> _SET EXERCISE_:
Report every line of the items below that contains the string "rule", copying each line in full.

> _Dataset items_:

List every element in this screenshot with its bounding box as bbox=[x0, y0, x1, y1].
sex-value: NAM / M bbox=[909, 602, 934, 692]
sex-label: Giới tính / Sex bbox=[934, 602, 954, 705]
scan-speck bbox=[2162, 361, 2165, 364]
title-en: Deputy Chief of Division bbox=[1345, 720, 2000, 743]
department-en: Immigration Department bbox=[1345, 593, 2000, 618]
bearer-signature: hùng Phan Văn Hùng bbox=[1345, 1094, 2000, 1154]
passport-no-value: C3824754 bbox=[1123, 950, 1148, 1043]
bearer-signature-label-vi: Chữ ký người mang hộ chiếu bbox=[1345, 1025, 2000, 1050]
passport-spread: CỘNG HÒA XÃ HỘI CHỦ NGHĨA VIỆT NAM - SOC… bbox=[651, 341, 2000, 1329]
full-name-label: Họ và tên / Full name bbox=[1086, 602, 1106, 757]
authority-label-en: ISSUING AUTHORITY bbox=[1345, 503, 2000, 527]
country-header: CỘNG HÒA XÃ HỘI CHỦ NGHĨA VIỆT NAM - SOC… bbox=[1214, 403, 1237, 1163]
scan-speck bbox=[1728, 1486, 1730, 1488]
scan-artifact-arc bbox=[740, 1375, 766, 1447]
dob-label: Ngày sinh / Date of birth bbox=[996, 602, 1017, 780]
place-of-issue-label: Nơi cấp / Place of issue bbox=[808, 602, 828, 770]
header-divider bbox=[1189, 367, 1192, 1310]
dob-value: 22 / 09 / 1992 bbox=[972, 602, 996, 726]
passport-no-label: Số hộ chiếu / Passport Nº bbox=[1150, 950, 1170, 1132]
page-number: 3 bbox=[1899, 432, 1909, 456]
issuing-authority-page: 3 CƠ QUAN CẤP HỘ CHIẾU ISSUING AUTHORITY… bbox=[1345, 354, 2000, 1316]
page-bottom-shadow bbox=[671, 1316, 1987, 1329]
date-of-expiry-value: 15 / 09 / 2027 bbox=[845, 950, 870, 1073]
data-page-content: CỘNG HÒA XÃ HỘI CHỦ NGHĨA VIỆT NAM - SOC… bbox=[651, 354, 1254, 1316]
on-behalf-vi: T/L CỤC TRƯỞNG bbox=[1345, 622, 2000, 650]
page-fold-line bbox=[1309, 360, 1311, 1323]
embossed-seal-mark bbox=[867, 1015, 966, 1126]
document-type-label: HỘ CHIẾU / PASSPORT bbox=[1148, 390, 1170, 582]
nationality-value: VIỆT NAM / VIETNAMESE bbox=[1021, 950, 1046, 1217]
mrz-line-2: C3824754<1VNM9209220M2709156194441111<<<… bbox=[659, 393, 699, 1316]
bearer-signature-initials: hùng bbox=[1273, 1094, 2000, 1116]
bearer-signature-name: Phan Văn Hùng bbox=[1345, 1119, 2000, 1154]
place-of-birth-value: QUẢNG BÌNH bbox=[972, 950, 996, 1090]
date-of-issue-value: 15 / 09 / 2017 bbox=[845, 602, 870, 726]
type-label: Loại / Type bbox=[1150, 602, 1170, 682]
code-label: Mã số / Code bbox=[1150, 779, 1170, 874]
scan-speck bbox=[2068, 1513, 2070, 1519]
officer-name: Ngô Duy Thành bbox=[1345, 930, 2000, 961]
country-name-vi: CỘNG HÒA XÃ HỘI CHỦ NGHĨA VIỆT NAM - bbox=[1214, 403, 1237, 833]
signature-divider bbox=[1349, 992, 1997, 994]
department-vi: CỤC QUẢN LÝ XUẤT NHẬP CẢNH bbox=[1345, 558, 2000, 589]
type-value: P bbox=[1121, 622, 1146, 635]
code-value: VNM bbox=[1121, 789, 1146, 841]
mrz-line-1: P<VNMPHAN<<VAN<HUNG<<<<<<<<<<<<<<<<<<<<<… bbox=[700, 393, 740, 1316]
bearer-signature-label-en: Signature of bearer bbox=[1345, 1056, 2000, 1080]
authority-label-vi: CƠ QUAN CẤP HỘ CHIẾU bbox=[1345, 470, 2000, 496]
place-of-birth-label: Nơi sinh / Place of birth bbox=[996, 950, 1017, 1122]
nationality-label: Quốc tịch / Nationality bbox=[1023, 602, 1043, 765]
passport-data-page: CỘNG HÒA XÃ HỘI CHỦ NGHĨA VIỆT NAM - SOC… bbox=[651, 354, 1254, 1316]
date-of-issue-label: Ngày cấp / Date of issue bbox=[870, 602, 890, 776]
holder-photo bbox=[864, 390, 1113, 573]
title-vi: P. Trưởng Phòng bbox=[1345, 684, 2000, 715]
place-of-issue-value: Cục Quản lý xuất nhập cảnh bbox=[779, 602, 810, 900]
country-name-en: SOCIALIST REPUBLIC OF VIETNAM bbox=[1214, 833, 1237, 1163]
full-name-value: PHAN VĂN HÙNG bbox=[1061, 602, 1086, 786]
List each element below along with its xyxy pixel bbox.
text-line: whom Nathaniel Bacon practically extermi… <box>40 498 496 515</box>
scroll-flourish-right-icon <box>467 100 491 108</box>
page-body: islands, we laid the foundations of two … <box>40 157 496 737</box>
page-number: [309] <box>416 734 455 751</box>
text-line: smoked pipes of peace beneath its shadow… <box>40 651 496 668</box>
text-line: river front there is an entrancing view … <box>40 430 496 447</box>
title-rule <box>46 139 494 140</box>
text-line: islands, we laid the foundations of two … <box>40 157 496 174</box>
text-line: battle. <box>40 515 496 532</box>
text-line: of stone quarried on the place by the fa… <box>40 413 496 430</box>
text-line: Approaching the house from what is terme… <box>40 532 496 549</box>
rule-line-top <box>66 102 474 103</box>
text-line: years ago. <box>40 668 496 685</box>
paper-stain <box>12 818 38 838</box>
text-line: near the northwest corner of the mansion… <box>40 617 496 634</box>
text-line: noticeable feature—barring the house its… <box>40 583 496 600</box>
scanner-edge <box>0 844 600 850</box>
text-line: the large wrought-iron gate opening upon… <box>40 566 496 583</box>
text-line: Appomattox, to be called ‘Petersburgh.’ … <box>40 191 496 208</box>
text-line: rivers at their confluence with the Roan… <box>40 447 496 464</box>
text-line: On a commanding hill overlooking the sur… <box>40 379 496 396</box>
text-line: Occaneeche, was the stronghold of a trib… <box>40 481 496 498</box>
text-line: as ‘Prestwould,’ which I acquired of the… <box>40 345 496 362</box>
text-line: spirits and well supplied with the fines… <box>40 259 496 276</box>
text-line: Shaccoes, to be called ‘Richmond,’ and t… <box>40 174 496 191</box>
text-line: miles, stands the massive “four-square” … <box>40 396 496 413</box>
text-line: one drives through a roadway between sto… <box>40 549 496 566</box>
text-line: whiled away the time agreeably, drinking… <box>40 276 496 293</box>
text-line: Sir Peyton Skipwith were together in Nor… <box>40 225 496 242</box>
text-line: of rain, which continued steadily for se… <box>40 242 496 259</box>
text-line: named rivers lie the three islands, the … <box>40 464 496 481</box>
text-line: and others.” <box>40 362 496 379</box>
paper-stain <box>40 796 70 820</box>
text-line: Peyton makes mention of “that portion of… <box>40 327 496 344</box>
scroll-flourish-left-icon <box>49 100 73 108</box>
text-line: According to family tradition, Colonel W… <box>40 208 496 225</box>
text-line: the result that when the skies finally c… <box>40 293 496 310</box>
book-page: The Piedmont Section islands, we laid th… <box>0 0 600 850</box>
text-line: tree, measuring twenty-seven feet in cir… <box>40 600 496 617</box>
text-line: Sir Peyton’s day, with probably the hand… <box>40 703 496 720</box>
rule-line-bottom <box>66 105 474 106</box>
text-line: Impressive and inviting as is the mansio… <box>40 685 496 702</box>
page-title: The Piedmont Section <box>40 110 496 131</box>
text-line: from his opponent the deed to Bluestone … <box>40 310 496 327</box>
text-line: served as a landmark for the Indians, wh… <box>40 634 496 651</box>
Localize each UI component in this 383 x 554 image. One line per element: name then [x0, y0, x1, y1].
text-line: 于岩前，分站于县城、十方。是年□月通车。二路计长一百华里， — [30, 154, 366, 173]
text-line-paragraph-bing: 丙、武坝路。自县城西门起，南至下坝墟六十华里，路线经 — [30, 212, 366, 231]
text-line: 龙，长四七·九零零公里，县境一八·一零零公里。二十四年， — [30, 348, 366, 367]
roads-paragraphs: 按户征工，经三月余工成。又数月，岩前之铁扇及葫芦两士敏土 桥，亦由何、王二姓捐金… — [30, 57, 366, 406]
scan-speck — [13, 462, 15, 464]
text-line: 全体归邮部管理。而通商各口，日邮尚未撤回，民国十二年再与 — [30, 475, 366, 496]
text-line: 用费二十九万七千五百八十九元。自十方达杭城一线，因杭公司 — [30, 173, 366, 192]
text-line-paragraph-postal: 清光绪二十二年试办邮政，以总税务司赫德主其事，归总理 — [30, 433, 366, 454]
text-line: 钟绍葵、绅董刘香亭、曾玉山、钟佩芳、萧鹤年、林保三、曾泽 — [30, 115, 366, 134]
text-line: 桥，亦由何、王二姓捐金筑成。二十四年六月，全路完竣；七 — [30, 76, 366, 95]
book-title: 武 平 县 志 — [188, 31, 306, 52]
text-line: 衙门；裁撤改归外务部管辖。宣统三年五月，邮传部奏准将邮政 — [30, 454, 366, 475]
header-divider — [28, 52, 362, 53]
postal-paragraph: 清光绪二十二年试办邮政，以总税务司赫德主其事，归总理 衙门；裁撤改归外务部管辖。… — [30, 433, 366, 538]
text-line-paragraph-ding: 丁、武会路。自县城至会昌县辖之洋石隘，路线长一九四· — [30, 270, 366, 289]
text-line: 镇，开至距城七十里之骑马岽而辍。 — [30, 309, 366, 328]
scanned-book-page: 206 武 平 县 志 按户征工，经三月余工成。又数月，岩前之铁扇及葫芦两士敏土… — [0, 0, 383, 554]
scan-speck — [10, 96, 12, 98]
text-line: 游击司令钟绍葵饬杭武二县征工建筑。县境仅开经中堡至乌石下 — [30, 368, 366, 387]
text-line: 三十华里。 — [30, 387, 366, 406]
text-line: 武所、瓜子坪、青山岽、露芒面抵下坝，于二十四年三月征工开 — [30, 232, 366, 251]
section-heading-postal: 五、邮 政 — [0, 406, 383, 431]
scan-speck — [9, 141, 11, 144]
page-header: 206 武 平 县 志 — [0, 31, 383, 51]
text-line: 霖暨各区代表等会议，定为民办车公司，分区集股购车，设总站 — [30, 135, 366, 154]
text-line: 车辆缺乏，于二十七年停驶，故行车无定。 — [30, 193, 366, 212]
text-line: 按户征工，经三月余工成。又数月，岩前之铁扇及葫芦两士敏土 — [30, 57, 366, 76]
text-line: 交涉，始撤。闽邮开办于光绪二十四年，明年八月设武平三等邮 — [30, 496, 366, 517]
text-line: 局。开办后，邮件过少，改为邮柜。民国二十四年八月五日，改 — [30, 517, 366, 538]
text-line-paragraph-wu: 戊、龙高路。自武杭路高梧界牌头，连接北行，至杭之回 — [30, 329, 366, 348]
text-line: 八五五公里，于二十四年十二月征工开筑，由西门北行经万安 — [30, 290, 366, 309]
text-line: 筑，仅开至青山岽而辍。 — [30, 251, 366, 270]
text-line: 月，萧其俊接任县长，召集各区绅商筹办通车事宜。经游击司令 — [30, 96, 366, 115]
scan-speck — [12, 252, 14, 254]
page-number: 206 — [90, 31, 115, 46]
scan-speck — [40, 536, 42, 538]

> _ANSWER TO THIS EXERCISE_:
title-rule <box>46 139 494 140</box>
rule-line-top <box>66 102 474 103</box>
rule-line-bottom <box>66 105 474 106</box>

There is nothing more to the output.